§ **Raw data**
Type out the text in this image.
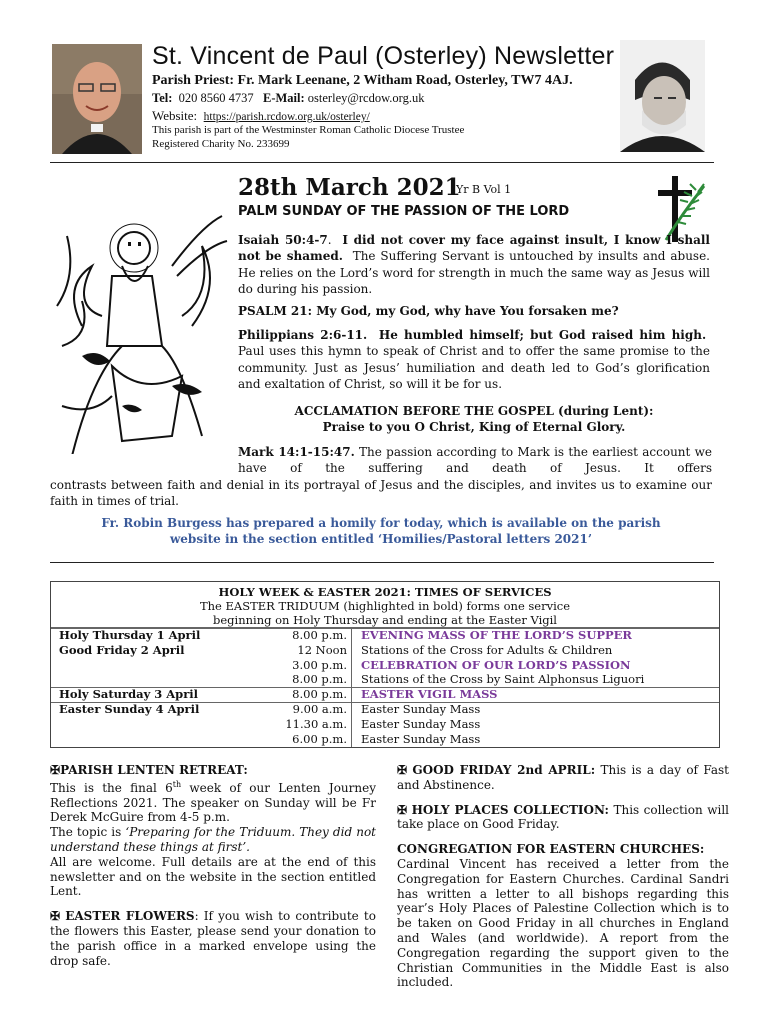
St. Vincent de Paul (Osterley) Newsletter
Parish Priest: Fr. Mark Leenane, 2 Witham Road, Osterley, TW7 4AJ.
Tel: 020 8560 4737 E-Mail: osterley@rcdow.org.uk
Website: https://parish.rcdow.org.uk/osterley/
This parish is part of the Westminster Roman Catholic Diocese Trustee
Registered Charity No. 233699
28th March 2021
Yr B Vol 1
PALM SUNDAY OF THE PASSION OF THE LORD
Isaiah 50:4-7.  I did not cover my face against insult, I know I shall not be shamed. The Suffering Servant is untouched by insults and abuse. He relies on the Lord’s word for strength in much the same way as Jesus will do during his passion.
PSALM 21: My God, my God, why have You forsaken me?
Philippians 2:6-11. He humbled himself; but God raised him high.  Paul uses this hymn to speak of Christ and to offer the same promise to the community. Just as Jesus’ humiliation and death led to God’s glorification and exaltation of Christ, so will it be for us.
ACCLAMATION BEFORE THE GOSPEL (during Lent):
Praise to you O Christ, King of Eternal Glory.
Mark 14:1-15:47. The passion according to Mark is the earliest account we have of the suffering and death of Jesus. It offers
contrasts between faith and denial in its portrayal of Jesus and the disciples, and invites us to examine our faith in times of trial.
Fr. Robin Burgess has prepared a homily for today, which is available on the parish
website in the section entitled ‘Homilies/Pastoral letters 2021’
HOLY WEEK & EASTER 2021: TIMES OF SERVICES
The EASTER TRIDUUM (highlighted in bold) forms one service
beginning on Holy Thursday and ending at the Easter Vigil
Holy Thursday 1 April	8.00 p.m. EVENING MASS OF THE LORD’S SUPPER
Good Friday 2 April	12 Noon Stations of the Cross for Adults & Children
3.00 p.m. CELEBRATION OF OUR LORD’S PASSION
8.00 p.m. Stations of the Cross by Saint Alphonsus Liguori
Holy Saturday 3 April	8.00 p.m. EASTER VIGIL MASS
Easter Sunday 4 April	9.00 a.m. Easter Sunday Mass
11.30 a.m. Easter Sunday Mass
6.00 p.m. Easter Sunday Mass

✠PARISH LENTEN RETREAT:
This is the final 6th week of our Lenten Journey Reflections 2021. The speaker on Sunday will be Fr Derek McGuire from 4-5 p.m.
The topic is ‘Preparing for the Triduum. They did not understand these things at first’.
All are welcome. Full details are at the end of this newsletter and on the website in the section entitled Lent.

✠ EASTER FLOWERS: If you wish to contribute to the flowers this Easter, please send your donation to the parish office in a marked envelope using the drop safe.

✠ GOOD FRIDAY 2nd APRIL: This is a day of Fast and Abstinence.

✠ HOLY PLACES COLLECTION: This collection will take place on Good Friday.

CONGREGATION FOR EASTERN CHURCHES:
Cardinal Vincent has received a letter from the Congregation for Eastern Churches. Cardinal Sandri has written a letter to all bishops regarding this year’s Holy Places of Palestine Collection which is to be taken on Good Friday in all churches in England and Wales (and worldwide). A report from the Congregation regarding the support given to the Christian Communities in the Middle East is also included.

§ **What to work on**
Output all of the data exactly as it stands, minus any images.

§ **Complete output**
Type out the text in this image.
St. Vincent de Paul (Osterley) Newsletter
Parish Priest: Fr. Mark Leenane, 2 Witham Road, Osterley, TW7 4AJ.
Tel: 020 8560 4737 E-Mail: osterley@rcdow.org.uk
Website: https://parish.rcdow.org.uk/osterley/
This parish is part of the Westminster Roman Catholic Diocese Trustee
Registered Charity No. 233699
28th March 2021
Yr B Vol 1
PALM SUNDAY OF THE PASSION OF THE LORD
Isaiah 50:4-7.  I did not cover my face against insult, I know I shall not be shamed. The Suffering Servant is untouched by insults and abuse. He relies on the Lord’s word for strength in much the same way as Jesus will do during his passion.
PSALM 21: My God, my God, why have You forsaken me?
Philippians 2:6-11. He humbled himself; but God raised him high.  Paul uses this hymn to speak of Christ and to offer the same promise to the community. Just as Jesus’ humiliation and death led to God’s glorification and exaltation of Christ, so will it be for us.
ACCLAMATION BEFORE THE GOSPEL (during Lent):
Praise to you O Christ, King of Eternal Glory.
Mark 14:1-15:47. The passion according to Mark is the earliest account we have of the suffering and death of Jesus. It offers
contrasts between faith and denial in its portrayal of Jesus and the disciples, and invites us to examine our faith in times of trial.
Fr. Robin Burgess has prepared a homily for today, which is available on the parish
website in the section entitled ‘Homilies/Pastoral letters 2021’
HOLY WEEK & EASTER 2021: TIMES OF SERVICES
The EASTER TRIDUUM (highlighted in bold) forms one service
beginning on Holy Thursday and ending at the Easter Vigil
Holy Thursday 1 April	8.00 p.m. EVENING MASS OF THE LORD’S SUPPER
Good Friday 2 April	12 Noon Stations of the Cross for Adults & Children
3.00 p.m. CELEBRATION OF OUR LORD’S PASSION
8.00 p.m. Stations of the Cross by Saint Alphonsus Liguori
Holy Saturday 3 April	8.00 p.m. EASTER VIGIL MASS
Easter Sunday 4 April	9.00 a.m. Easter Sunday Mass
11.30 a.m. Easter Sunday Mass
6.00 p.m. Easter Sunday Mass

✠PARISH LENTEN RETREAT:
This is the final 6th week of our Lenten Journey Reflections 2021. The speaker on Sunday will be Fr Derek McGuire from 4-5 p.m.
The topic is ‘Preparing for the Triduum. They did not understand these things at first’.
All are welcome. Full details are at the end of this newsletter and on the website in the section entitled Lent.

✠ EASTER FLOWERS: If you wish to contribute to the flowers this Easter, please send your donation to the parish office in a marked envelope using the drop safe.

✠ GOOD FRIDAY 2nd APRIL: This is a day of Fast and Abstinence.

✠ HOLY PLACES COLLECTION: This collection will take place on Good Friday.

CONGREGATION FOR EASTERN CHURCHES:
Cardinal Vincent has received a letter from the Congregation for Eastern Churches. Cardinal Sandri has written a letter to all bishops regarding this year’s Holy Places of Palestine Collection which is to be taken on Good Friday in all churches in England and Wales (and worldwide). A report from the Congregation regarding the support given to the Christian Communities in the Middle East is also included.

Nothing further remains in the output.